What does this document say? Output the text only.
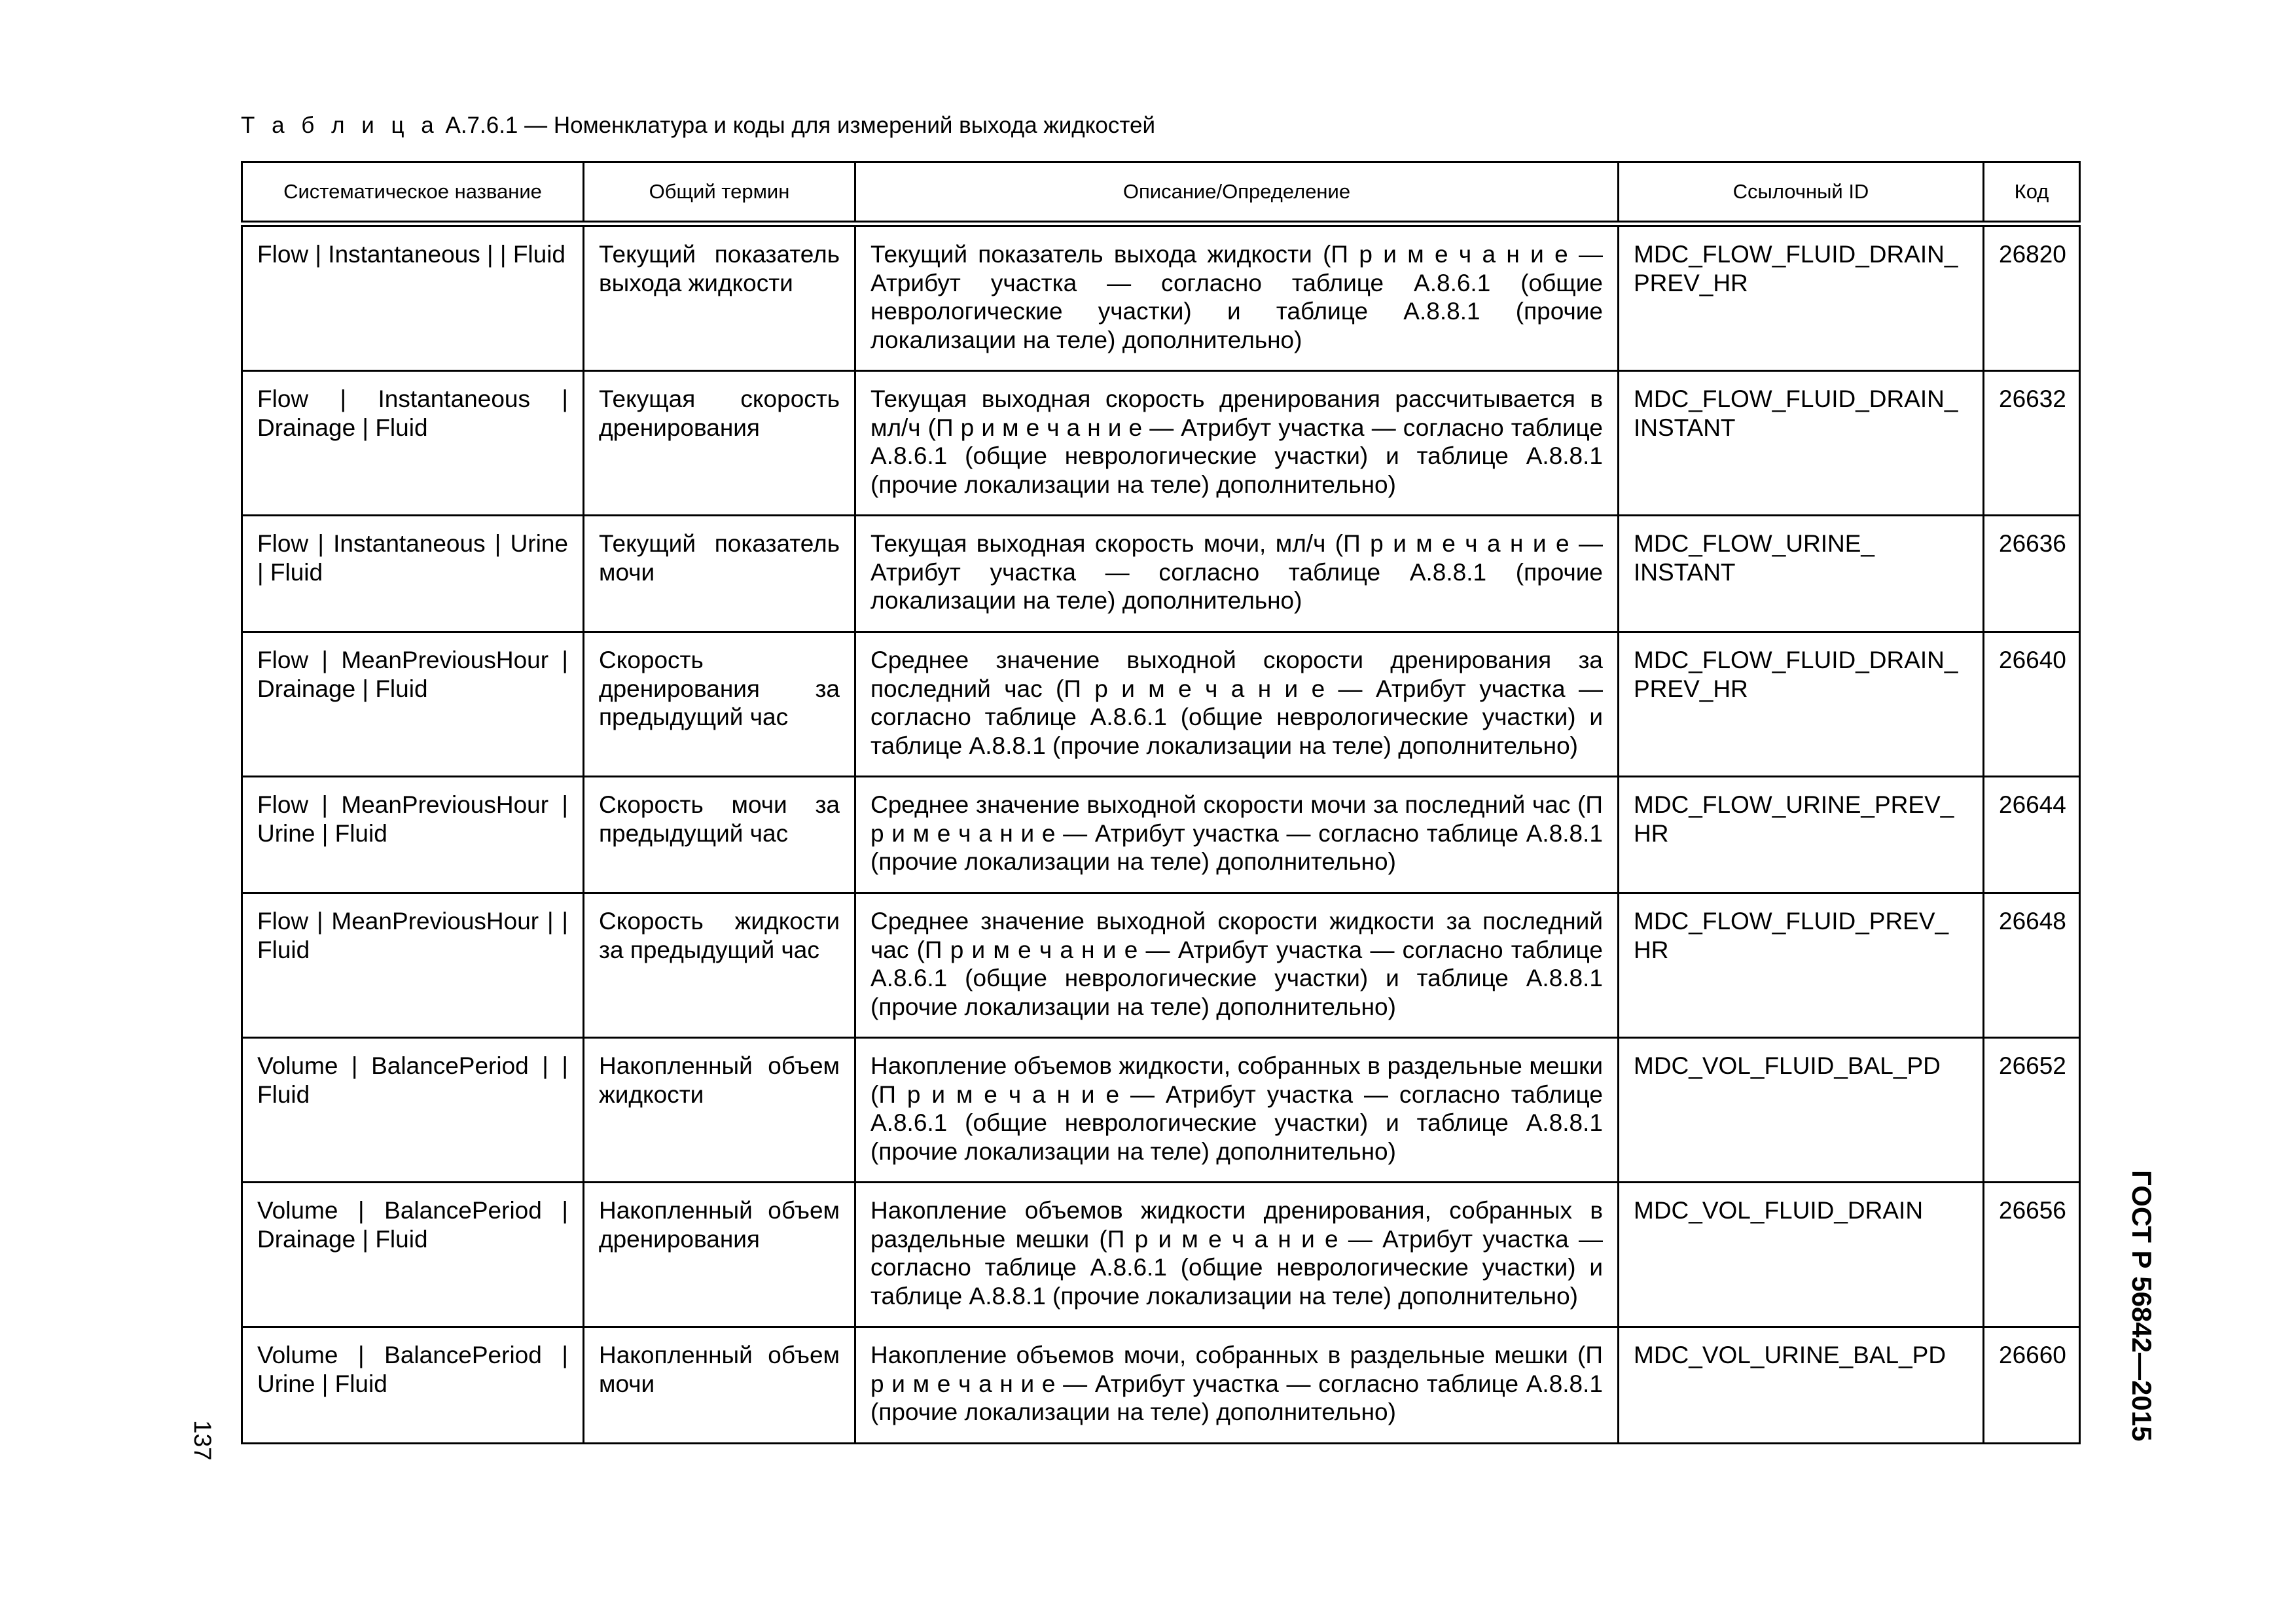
Т а б л и ц а А.7.6.1 — Номенклатура и коды для измерений выхода жидкостей
Систематическое название	Общий термин	Описание/Определение	Ссылочный ID	Код
Flow | Instantaneous | | Fluid	Текущий показатель выхода жидкости	Текущий показатель выхода жидкости (П р и м е ч а н и е — Атрибут участка — согласно таблице А.8.6.1 (общие неврологические участки) и таблице А.8.8.1 (прочие локализации на теле) дополнительно)	MDC_FLOW_FLUID_DRAIN_ PREV_HR	26820
Flow | Instantaneous | Drainage | Fluid	Текущая скорость дренирования	Текущая выходная скорость дренирования рассчитывается в мл/ч (П р и м е ч а н и е — Атрибут участка — согласно таблице А.8.6.1 (общие неврологические участки) и таблице А.8.8.1 (прочие локализации на теле) дополнительно)	MDC_FLOW_FLUID_DRAIN_ INSTANT	26632
Flow | Instantaneous | Urine | Fluid	Текущий показатель мочи	Текущая выходная скорость мочи, мл/ч (П р и м е ч а н и е — Атрибут участка — согласно таблице А.8.8.1 (прочие локализации на теле) дополнительно)	MDC_FLOW_URINE_ INSTANT	26636
Flow | MeanPreviousHour | Drainage | Fluid	Скорость дренирования за предыдущий час	Среднее значение выходной скорости дренирования за последний час (П р и м е ч а н и е — Атрибут участка — согласно таблице А.8.6.1 (общие неврологические участки) и таблице А.8.8.1 (прочие локализации на теле) дополнительно)	MDC_FLOW_FLUID_DRAIN_ PREV_HR	26640
Flow | MeanPreviousHour | Urine | Fluid	Скорость мочи за предыдущий час	Среднее значение выходной скорости мочи за последний час (П р и м е ч а н и е — Атрибут участка — согласно таблице А.8.8.1 (прочие локализации на теле) дополнительно)	MDC_FLOW_URINE_PREV_ HR	26644
Flow | MeanPreviousHour | | Fluid	Скорость жидкости за предыдущий час	Среднее значение выходной скорости жидкости за последний час (П р и м е ч а н и е — Атрибут участка — согласно таблице А.8.6.1 (общие неврологические участки) и таблице А.8.8.1 (прочие локализации на теле) дополнительно)	MDC_FLOW_FLUID_PREV_ HR	26648
Volume | BalancePeriod | | Fluid	Накопленный объем жидкости	Накопление объемов жидкости, собранных в раздельные мешки (П р и м е ч а н и е — Атрибут участка — согласно таблице А.8.6.1 (общие неврологические участки) и таблице А.8.8.1 (прочие локализации на теле) дополнительно)	MDC_VOL_FLUID_BAL_PD	26652
Volume | BalancePeriod | Drainage | Fluid	Накопленный объем дренирования	Накопление объемов жидкости дренирования, собранных в раздельные мешки (П р и м е ч а н и е — Атрибут участка — согласно таблице А.8.6.1 (общие неврологические участки) и таблице А.8.8.1 (прочие локализации на теле) дополнительно)	MDC_VOL_FLUID_DRAIN	26656
Volume | BalancePeriod | Urine | Fluid	Накопленный объем мочи	Накопление объемов мочи, собранных в раздельные мешки (П р и м е ч а н и е — Атрибут участка — согласно таблице А.8.8.1 (прочие локализации на теле) дополнительно)	MDC_VOL_URINE_BAL_PD	26660
137	ГОСТ Р 56842—2015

-*-

STATED TASK: Pull every line containing the word "Текущая" out of the entries above.

WRITTEN SOLUTION:
Flow | Instantaneous | Drainage | Fluid	Текущая скорость дренирования	Текущая выходная скорость дренирования рассчитывается в мл/ч (П р и м е ч а н и е — Атрибут участка — согласно таблице А.8.6.1 (общие неврологические участки) и таблице А.8.8.1 (прочие локализации на теле) дополнительно)	MDC_FLOW_FLUID_DRAIN_ INSTANT	26632
Flow | Instantaneous | Urine | Fluid	Текущий показатель мочи	Текущая выходная скорость мочи, мл/ч (П р и м е ч а н и е — Атрибут участка — согласно таблице А.8.8.1 (прочие локализации на теле) дополнительно)	MDC_FLOW_URINE_ INSTANT	26636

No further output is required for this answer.